→ **EXERCISE DESCRIPTION**: State the number of lines that include the string "this", and write nothing else.

→ **SOURCE DATA**:
★ ★ ★ ★ ★
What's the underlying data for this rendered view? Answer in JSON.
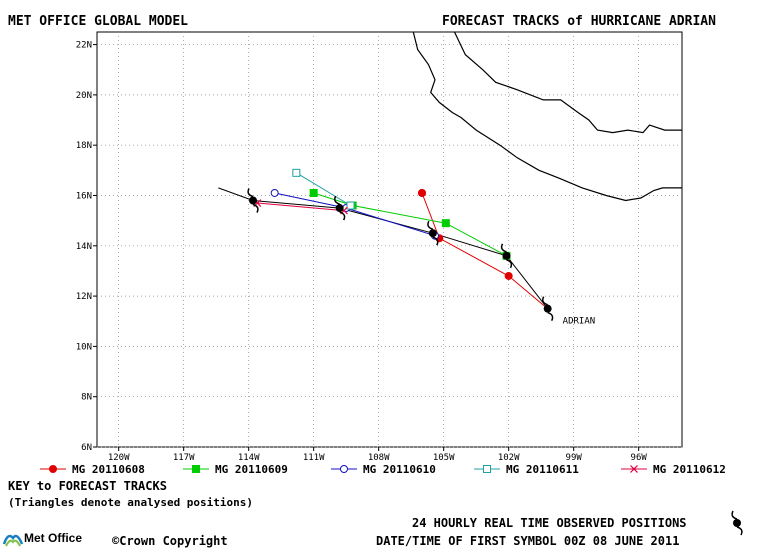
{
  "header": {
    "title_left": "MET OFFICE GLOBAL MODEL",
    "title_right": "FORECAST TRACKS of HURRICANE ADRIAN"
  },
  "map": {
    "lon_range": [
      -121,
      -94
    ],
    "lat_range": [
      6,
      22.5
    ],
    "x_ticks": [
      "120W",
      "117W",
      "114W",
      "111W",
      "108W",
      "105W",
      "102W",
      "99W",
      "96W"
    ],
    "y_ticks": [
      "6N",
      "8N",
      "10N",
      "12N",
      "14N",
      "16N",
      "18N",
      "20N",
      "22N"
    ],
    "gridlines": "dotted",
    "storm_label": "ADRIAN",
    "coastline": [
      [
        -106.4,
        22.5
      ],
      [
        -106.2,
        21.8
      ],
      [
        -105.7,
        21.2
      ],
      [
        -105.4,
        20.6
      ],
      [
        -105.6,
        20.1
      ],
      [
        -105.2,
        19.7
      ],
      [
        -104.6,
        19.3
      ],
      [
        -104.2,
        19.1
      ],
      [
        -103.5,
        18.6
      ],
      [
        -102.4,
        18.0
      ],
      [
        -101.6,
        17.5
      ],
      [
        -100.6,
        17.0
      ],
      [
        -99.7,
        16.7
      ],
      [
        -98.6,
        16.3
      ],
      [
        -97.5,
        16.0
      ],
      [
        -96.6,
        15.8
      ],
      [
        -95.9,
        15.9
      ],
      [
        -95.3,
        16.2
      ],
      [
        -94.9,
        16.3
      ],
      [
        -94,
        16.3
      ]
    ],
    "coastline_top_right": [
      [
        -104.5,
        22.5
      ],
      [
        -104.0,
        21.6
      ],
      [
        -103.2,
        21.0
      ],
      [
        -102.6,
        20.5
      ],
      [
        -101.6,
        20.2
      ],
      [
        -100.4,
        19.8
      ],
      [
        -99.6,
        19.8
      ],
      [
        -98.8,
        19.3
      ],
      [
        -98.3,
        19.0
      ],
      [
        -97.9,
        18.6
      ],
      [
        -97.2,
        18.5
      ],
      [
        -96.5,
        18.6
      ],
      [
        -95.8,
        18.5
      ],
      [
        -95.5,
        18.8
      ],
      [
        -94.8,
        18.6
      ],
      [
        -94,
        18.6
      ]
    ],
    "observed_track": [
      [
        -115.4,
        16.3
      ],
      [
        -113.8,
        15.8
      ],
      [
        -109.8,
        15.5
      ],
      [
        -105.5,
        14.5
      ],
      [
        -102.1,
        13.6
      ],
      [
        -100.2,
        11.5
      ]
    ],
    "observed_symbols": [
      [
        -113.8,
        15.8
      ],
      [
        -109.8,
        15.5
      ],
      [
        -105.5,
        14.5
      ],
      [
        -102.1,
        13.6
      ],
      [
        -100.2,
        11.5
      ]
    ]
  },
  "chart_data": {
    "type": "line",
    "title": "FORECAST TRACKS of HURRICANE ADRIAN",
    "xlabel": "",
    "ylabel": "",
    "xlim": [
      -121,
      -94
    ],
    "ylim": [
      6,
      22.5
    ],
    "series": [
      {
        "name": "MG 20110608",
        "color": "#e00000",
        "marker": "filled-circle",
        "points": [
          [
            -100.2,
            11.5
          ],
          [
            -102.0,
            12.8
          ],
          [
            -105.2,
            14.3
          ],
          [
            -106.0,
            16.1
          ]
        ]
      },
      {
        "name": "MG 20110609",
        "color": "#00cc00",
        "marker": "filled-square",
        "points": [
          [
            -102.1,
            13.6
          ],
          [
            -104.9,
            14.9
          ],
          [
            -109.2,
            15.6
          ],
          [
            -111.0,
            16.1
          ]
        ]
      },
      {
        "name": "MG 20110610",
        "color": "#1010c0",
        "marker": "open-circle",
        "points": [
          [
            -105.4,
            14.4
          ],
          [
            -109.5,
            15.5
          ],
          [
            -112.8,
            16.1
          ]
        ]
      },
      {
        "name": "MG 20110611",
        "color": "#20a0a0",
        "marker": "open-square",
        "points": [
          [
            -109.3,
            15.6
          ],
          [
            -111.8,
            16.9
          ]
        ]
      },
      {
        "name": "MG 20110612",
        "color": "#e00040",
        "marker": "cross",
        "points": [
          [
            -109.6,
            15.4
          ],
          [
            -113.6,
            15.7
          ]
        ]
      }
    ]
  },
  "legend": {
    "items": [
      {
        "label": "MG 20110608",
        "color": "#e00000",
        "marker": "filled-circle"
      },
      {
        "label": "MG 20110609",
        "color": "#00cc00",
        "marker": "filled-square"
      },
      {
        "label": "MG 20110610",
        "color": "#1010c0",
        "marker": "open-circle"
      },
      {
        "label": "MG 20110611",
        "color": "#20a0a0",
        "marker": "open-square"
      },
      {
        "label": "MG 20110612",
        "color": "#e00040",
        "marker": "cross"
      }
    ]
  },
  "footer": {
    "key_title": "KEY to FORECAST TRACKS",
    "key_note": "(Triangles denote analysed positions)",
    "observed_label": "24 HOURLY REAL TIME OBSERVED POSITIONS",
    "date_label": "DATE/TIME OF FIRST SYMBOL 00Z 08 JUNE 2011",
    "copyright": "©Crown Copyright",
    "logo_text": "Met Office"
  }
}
★ ★ ★ ★ ★
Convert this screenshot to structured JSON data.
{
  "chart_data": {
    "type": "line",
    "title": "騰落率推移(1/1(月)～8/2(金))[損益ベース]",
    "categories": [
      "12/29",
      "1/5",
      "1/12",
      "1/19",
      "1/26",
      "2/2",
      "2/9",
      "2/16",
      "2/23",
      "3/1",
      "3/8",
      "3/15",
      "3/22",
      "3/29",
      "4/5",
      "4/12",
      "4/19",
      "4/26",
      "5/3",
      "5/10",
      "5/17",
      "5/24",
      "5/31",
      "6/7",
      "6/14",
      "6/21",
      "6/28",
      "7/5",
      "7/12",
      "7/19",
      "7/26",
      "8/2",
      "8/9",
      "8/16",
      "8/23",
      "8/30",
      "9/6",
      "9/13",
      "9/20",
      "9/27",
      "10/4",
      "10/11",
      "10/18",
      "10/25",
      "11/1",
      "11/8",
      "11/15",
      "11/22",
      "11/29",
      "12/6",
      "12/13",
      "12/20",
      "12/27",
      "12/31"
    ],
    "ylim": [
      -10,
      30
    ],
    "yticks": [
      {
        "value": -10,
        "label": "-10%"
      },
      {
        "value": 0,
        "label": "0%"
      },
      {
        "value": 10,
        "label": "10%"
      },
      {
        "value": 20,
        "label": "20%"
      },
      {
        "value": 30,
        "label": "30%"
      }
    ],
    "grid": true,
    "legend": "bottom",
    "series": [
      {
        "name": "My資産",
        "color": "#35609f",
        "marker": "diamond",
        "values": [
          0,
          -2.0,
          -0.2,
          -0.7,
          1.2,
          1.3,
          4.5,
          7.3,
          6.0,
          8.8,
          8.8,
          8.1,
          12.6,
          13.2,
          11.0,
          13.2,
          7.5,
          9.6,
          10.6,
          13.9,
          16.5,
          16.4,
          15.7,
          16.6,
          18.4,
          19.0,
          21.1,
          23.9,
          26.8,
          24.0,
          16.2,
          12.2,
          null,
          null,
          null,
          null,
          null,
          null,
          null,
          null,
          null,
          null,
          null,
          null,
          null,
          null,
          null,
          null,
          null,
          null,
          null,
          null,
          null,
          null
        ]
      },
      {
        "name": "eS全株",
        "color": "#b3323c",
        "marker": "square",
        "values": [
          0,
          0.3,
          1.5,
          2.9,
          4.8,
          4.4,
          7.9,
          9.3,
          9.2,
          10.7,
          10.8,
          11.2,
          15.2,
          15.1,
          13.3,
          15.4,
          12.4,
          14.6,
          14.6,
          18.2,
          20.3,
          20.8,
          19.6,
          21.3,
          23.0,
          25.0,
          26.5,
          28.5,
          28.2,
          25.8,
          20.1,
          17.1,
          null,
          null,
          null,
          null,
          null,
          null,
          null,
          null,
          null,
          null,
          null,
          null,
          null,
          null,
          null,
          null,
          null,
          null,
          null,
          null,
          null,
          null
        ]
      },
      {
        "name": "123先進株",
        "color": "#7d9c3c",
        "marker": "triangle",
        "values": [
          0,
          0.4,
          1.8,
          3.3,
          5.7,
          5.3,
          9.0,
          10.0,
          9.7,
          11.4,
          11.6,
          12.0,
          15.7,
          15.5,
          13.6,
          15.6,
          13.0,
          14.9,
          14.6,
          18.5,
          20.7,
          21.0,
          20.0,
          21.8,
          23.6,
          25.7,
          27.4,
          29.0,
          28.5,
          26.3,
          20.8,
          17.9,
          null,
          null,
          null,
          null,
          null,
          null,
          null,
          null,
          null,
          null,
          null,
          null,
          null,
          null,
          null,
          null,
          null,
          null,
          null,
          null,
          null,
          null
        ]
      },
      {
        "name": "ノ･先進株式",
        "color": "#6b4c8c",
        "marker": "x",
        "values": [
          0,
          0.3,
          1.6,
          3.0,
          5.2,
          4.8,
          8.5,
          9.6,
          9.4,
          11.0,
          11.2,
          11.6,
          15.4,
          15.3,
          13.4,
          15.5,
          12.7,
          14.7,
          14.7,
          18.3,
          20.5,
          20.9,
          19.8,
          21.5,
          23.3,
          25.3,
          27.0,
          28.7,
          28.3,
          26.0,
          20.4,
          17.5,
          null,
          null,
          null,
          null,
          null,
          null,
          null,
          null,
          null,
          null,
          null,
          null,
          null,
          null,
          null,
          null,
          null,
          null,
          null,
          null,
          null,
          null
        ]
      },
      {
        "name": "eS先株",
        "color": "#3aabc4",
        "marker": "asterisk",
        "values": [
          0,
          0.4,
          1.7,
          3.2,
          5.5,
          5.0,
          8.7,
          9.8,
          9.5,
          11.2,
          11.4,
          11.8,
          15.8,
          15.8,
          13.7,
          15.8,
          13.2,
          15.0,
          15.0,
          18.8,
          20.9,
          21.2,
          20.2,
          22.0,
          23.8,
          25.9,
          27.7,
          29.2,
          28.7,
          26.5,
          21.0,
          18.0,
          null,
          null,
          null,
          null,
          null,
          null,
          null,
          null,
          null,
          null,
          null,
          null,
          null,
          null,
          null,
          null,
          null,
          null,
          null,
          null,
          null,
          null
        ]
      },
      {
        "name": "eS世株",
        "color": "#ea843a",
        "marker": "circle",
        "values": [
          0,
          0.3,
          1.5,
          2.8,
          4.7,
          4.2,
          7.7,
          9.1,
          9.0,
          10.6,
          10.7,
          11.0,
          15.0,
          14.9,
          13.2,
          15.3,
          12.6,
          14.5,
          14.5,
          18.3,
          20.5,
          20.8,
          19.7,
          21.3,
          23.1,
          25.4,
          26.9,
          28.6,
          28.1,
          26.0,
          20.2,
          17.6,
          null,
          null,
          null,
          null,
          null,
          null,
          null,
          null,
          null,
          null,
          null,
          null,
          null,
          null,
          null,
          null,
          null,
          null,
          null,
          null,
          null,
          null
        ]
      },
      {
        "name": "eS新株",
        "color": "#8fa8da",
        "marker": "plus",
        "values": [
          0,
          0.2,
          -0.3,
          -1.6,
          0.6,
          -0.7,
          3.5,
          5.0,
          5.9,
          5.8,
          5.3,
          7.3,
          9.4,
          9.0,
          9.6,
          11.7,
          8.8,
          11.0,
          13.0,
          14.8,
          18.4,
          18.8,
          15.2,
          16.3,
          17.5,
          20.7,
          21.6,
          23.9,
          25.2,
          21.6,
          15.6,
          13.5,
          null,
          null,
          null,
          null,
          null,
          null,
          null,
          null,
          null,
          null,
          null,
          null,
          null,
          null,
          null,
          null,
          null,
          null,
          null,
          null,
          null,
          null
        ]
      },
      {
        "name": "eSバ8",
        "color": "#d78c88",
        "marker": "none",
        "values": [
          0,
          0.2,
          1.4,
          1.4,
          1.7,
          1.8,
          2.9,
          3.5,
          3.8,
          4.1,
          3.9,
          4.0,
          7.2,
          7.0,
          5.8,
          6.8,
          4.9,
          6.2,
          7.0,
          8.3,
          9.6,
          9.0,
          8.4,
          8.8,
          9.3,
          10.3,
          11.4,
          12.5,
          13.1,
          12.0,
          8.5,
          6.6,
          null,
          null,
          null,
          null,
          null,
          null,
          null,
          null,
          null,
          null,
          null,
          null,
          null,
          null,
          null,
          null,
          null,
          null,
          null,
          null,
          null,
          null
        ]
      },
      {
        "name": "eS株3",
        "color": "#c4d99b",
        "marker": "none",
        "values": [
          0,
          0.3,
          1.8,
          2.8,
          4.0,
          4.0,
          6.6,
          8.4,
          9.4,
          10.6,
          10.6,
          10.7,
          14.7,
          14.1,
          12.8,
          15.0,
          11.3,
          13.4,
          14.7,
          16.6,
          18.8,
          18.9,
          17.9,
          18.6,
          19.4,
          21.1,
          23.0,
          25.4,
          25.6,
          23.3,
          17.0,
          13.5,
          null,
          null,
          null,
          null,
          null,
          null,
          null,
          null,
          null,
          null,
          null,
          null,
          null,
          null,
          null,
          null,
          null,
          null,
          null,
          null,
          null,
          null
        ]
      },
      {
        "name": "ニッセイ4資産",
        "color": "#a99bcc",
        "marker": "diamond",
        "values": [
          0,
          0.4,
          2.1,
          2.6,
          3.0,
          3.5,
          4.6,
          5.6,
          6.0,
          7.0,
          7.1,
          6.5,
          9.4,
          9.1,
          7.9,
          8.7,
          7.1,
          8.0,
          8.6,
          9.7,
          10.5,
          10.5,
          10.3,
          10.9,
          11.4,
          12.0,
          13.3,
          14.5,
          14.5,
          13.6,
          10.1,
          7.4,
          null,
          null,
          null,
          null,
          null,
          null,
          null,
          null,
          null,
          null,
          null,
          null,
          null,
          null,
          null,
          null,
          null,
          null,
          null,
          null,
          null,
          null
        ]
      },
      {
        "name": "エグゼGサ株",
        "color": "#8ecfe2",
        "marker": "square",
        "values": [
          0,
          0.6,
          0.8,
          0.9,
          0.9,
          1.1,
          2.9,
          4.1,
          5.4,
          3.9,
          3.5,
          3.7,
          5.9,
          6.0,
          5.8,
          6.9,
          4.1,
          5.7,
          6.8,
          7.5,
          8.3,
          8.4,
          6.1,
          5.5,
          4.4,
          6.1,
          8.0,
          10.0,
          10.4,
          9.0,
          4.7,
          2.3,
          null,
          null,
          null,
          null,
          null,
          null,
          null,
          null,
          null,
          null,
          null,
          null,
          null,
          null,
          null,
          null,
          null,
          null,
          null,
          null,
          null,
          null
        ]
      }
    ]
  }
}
★ ★ ★ ★ ★
→ **SOLUTION TO THE EXERCISE**: 2